§ **GIVEN PROBLEM**: The answer is a single number: how many lines hold the string "text".

§ **ITEMS**:

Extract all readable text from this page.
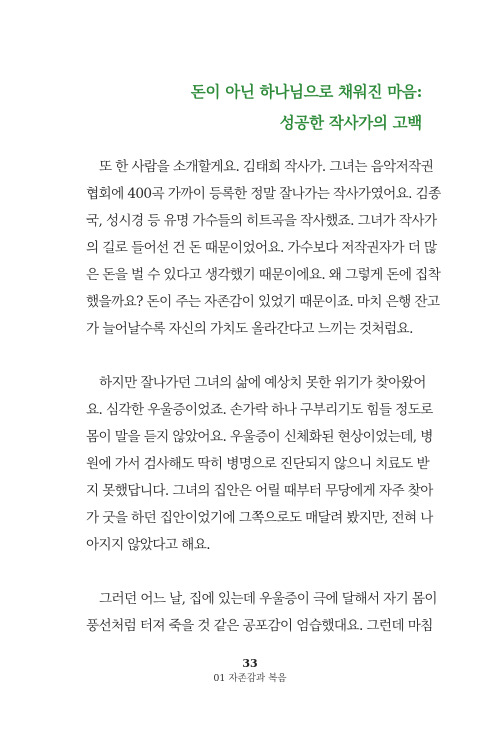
돈이 아닌 하나님으로 채워진 마음:
성공한 작사가의 고백

또 한 사람을 소개할게요. 김태희 작사가. 그녀는 음악저작권
협회에 400곡 가까이 등록한 정말 잘나가는 작사가였어요. 김종
국, 성시경 등 유명 가수들의 히트곡을 작사했죠. 그녀가 작사가
의 길로 들어선 건 돈 때문이었어요. 가수보다 저작권자가 더 많
은 돈을 벌 수 있다고 생각했기 때문이에요. 왜 그렇게 돈에 집착
했을까요? 돈이 주는 자존감이 있었기 때문이죠. 마치 은행 잔고
가 늘어날수록 자신의 가치도 올라간다고 느끼는 것처럼요.

하지만 잘나가던 그녀의 삶에 예상치 못한 위기가 찾아왔어
요. 심각한 우울증이었죠. 손가락 하나 구부리기도 힘들 정도로
몸이 말을 듣지 않았어요. 우울증이 신체화된 현상이었는데, 병
원에 가서 검사해도 딱히 병명으로 진단되지 않으니 치료도 받
지 못했답니다. 그녀의 집안은 어릴 때부터 무당에게 자주 찾아
가 굿을 하던 집안이었기에 그쪽으로도 매달려 봤지만, 전혀 나
아지지 않았다고 해요.

그러던 어느 날, 집에 있는데 우울증이 극에 달해서 자기 몸이
풍선처럼 터져 죽을 것 같은 공포감이 엄습했대요. 그런데 마침

33
01 자존감과 복음
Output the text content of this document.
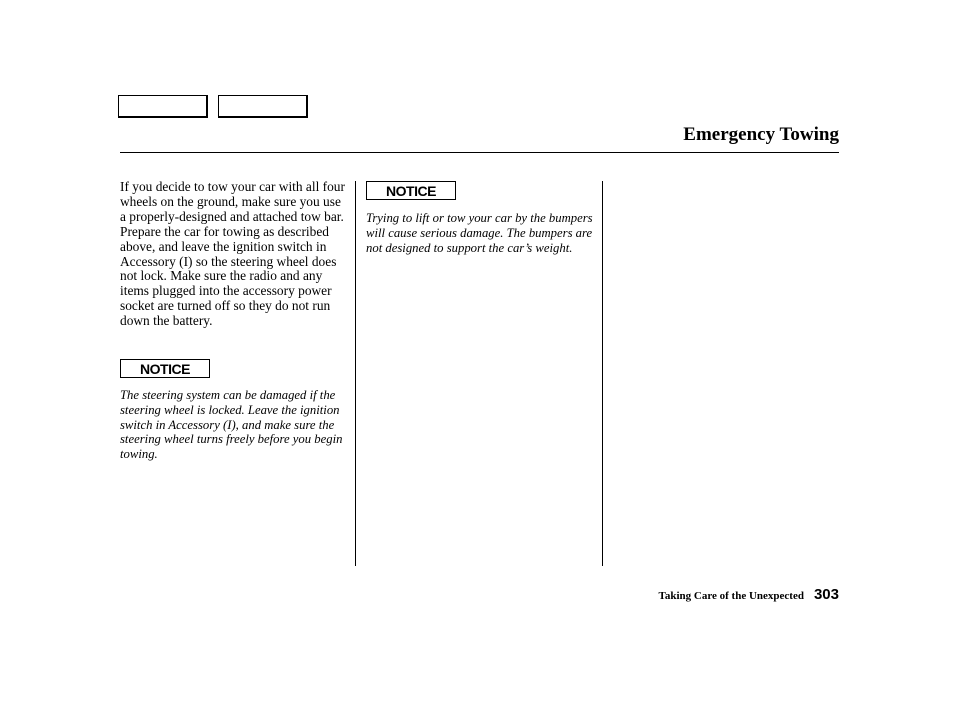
Emergency Towing

If you decide to tow your car with all four wheels on the ground, make sure you use a properly-designed and attached tow bar. Prepare the car for towing as described above, and leave the ignition switch in Accessory (I) so the steering wheel does not lock. Make sure the radio and any items plugged into the accessory power socket are turned off so they do not run down the battery.

NOTICE

The steering system can be damaged if the steering wheel is locked. Leave the ignition switch in Accessory (I), and make sure the steering wheel turns freely before you begin towing.

NOTICE

Trying to lift or tow your car by the bumpers will cause serious damage. The bumpers are not designed to support the car’s weight.

Taking Care of the Unexpected 303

§ **FINAL RESULT**: 2